- _Task data_:

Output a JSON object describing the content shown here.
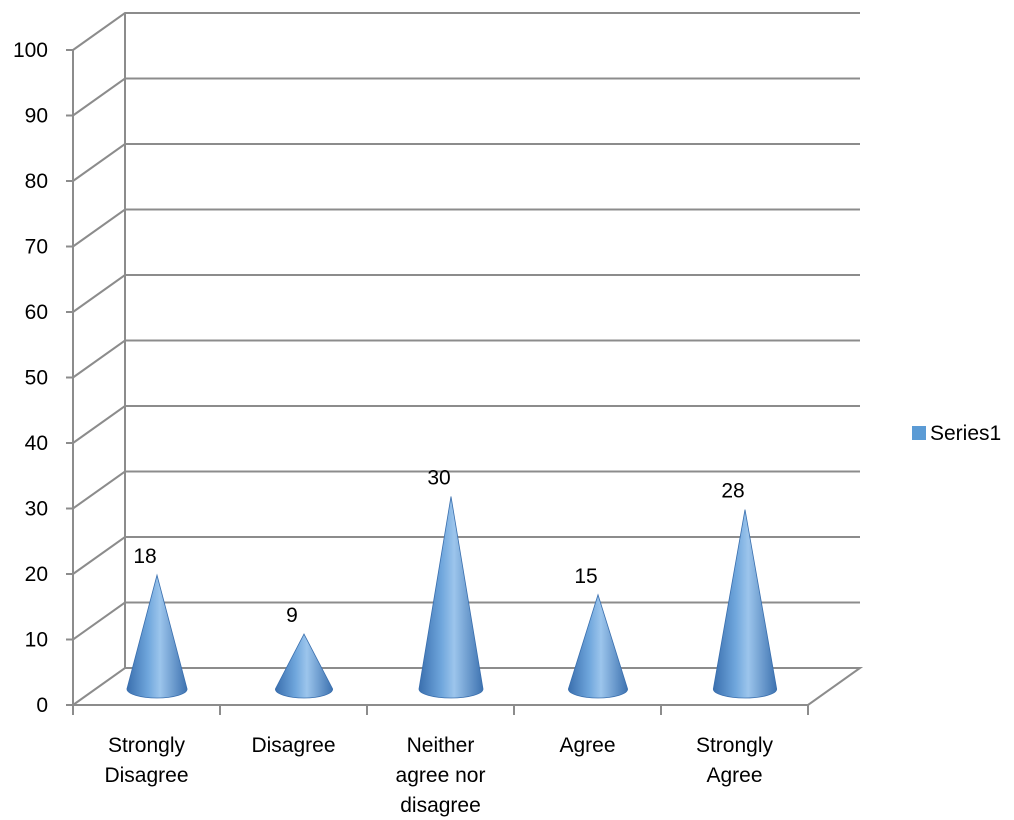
{
  "chart_data": {
    "type": "bar",
    "style": "3d-cone",
    "categories": [
      [
        "Strongly",
        "Disagree"
      ],
      [
        "Disagree"
      ],
      [
        "Neither",
        "agree nor",
        "disagree"
      ],
      [
        "Agree"
      ],
      [
        "Strongly",
        "Agree"
      ]
    ],
    "series": [
      {
        "name": "Series1",
        "values": [
          18,
          9,
          30,
          15,
          28
        ],
        "color": "#5b9bd5"
      }
    ],
    "data_labels": [
      "18",
      "9",
      "30",
      "15",
      "28"
    ],
    "y_ticks": [
      "0",
      "10",
      "20",
      "30",
      "40",
      "50",
      "60",
      "70",
      "80",
      "90",
      "100"
    ],
    "ylim": [
      0,
      100
    ],
    "grid": true,
    "legend_position": "right",
    "title": "",
    "xlabel": "",
    "ylabel": ""
  }
}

- _Given request_: Repeat each entry above word for word, leaving every picture out.

- _Solved problem_:
Output a JSON object describing the content shown here.
{
  "chart_data": {
    "type": "bar",
    "style": "3d-cone",
    "categories": [
      [
        "Strongly",
        "Disagree"
      ],
      [
        "Disagree"
      ],
      [
        "Neither",
        "agree nor",
        "disagree"
      ],
      [
        "Agree"
      ],
      [
        "Strongly",
        "Agree"
      ]
    ],
    "series": [
      {
        "name": "Series1",
        "values": [
          18,
          9,
          30,
          15,
          28
        ],
        "color": "#5b9bd5"
      }
    ],
    "data_labels": [
      "18",
      "9",
      "30",
      "15",
      "28"
    ],
    "y_ticks": [
      "0",
      "10",
      "20",
      "30",
      "40",
      "50",
      "60",
      "70",
      "80",
      "90",
      "100"
    ],
    "ylim": [
      0,
      100
    ],
    "grid": true,
    "legend_position": "right",
    "title": "",
    "xlabel": "",
    "ylabel": ""
  }
}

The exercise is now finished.